Working data:
=-=-=-=-=

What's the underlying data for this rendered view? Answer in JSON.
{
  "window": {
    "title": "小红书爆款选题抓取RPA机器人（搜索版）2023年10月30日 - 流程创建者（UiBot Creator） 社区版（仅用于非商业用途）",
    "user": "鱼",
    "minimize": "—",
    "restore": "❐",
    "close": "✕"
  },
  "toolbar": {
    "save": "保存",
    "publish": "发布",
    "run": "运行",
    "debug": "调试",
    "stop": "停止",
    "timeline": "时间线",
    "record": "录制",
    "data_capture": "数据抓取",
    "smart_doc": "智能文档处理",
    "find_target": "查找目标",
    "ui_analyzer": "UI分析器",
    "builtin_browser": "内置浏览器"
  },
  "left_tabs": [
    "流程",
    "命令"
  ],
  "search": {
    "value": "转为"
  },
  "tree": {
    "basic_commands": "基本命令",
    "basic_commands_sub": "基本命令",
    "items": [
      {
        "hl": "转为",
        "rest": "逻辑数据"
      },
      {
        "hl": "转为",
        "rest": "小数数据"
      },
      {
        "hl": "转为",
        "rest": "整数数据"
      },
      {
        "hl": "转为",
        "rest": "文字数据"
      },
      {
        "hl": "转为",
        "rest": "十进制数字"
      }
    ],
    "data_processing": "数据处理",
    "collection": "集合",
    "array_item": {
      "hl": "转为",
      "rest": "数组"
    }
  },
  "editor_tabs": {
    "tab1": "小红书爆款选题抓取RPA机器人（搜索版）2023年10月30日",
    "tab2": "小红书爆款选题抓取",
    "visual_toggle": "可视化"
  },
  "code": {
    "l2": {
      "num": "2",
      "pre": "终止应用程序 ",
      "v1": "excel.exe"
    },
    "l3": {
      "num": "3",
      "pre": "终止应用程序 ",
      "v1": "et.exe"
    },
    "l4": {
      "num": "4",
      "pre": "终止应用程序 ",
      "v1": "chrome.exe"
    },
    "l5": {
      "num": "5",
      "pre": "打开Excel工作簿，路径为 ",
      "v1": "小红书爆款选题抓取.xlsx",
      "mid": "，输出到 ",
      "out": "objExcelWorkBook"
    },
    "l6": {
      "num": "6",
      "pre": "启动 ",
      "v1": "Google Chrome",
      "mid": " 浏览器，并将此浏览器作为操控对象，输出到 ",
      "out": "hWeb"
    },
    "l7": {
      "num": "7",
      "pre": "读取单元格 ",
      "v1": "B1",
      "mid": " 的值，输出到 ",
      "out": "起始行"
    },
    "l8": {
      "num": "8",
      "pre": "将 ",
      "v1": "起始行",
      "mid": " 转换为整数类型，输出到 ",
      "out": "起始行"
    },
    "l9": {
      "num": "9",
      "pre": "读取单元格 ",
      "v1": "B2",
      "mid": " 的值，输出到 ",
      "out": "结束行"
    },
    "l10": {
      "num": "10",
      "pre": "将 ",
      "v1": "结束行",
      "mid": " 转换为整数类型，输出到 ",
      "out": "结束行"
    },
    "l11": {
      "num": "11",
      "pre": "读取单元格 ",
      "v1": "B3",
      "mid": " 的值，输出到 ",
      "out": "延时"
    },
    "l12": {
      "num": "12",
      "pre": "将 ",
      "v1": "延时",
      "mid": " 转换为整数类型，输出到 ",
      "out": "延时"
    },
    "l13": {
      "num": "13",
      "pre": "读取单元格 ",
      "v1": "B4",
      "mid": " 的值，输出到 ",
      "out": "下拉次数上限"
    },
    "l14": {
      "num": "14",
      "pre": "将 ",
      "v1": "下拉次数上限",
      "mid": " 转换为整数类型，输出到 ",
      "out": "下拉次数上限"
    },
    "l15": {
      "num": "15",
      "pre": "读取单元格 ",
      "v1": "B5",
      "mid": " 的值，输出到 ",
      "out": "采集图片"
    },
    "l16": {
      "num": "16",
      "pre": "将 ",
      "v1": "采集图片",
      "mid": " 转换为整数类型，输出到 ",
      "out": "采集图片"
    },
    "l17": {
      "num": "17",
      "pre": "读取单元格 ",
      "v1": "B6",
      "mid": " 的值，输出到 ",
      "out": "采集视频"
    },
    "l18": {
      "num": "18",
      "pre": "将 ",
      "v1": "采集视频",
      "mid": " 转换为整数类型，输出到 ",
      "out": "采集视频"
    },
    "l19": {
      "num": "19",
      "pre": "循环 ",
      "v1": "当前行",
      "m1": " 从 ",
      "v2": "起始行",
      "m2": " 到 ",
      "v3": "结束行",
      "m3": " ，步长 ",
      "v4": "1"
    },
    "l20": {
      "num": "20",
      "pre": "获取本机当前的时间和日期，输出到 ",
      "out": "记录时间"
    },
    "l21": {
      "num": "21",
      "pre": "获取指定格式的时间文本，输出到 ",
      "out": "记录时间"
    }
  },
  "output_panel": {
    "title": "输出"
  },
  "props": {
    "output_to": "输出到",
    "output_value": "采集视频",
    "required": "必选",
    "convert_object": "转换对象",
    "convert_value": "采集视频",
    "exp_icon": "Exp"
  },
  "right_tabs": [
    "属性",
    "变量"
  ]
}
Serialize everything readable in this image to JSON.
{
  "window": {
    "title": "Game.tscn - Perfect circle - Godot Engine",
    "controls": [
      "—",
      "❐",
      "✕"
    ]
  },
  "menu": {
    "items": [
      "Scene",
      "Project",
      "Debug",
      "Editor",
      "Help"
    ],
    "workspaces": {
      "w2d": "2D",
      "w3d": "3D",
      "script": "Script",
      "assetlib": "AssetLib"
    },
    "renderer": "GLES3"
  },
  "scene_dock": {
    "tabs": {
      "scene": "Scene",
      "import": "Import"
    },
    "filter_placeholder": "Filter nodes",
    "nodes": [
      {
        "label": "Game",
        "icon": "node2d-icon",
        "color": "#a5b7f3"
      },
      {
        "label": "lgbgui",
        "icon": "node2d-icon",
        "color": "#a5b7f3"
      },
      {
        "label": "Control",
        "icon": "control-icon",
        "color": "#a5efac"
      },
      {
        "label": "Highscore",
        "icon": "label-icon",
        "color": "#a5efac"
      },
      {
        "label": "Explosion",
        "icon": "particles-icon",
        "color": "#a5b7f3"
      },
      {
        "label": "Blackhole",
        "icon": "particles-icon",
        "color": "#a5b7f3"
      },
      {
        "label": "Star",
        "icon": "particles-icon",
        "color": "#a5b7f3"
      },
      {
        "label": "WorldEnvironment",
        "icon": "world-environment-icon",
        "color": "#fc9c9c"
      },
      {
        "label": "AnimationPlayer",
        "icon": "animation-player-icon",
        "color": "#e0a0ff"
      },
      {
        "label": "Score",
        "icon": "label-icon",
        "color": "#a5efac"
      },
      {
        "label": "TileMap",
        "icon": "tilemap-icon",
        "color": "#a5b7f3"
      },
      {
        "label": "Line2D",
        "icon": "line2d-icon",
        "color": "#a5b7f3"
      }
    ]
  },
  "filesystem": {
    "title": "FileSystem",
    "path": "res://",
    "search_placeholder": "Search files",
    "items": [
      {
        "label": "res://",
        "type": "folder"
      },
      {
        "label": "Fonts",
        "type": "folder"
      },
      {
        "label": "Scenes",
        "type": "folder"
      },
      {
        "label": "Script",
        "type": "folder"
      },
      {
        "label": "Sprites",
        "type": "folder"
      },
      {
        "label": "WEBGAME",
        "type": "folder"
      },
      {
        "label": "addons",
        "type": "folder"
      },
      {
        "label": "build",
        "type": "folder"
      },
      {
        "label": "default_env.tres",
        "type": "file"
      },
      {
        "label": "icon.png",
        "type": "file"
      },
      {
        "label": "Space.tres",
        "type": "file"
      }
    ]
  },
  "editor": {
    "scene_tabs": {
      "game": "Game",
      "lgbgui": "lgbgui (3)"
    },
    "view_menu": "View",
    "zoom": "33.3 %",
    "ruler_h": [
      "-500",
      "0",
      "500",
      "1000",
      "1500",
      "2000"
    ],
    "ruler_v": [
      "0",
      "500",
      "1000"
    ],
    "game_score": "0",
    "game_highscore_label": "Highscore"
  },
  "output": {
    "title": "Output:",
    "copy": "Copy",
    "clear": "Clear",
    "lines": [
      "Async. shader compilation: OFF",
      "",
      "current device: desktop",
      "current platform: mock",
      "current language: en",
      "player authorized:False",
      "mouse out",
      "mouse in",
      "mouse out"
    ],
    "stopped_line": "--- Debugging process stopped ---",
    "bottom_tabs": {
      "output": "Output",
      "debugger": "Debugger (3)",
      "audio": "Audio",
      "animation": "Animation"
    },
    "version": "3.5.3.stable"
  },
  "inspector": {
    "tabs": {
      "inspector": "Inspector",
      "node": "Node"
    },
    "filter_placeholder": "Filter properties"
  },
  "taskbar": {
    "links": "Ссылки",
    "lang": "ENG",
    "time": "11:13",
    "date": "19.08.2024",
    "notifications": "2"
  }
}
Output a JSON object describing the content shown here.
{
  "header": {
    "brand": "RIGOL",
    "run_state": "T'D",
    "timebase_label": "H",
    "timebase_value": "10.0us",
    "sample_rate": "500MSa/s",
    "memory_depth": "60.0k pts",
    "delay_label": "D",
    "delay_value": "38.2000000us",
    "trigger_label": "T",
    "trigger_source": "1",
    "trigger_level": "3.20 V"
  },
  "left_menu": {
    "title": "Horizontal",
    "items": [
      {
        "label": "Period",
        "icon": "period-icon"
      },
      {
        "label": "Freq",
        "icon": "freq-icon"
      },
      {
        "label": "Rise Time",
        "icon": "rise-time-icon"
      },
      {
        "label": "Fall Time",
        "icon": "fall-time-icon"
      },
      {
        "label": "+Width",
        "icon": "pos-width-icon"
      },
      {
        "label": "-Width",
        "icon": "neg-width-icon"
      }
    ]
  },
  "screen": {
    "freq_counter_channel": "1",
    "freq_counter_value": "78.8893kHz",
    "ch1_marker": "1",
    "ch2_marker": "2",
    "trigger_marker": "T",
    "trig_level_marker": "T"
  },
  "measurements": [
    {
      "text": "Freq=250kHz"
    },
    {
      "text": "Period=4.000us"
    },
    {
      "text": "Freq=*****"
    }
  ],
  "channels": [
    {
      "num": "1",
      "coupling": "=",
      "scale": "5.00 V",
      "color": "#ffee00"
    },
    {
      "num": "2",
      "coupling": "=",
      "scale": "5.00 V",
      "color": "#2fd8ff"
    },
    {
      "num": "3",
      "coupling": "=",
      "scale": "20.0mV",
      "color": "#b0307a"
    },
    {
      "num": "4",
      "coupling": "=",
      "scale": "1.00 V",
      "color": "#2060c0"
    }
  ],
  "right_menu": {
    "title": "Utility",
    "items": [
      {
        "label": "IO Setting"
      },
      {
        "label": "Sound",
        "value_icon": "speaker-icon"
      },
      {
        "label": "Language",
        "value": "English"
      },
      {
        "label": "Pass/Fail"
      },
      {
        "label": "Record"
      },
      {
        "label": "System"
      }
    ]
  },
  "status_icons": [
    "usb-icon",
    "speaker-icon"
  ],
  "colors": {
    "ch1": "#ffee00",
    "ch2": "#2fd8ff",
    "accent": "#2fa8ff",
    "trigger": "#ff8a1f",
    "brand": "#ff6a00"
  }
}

=-=-=-=-=

Problem description: Gather each line in these records that contains the string "基本命令".

Written response:
    "basic_commands": "基本命令",
    "basic_commands_sub": "基本命令",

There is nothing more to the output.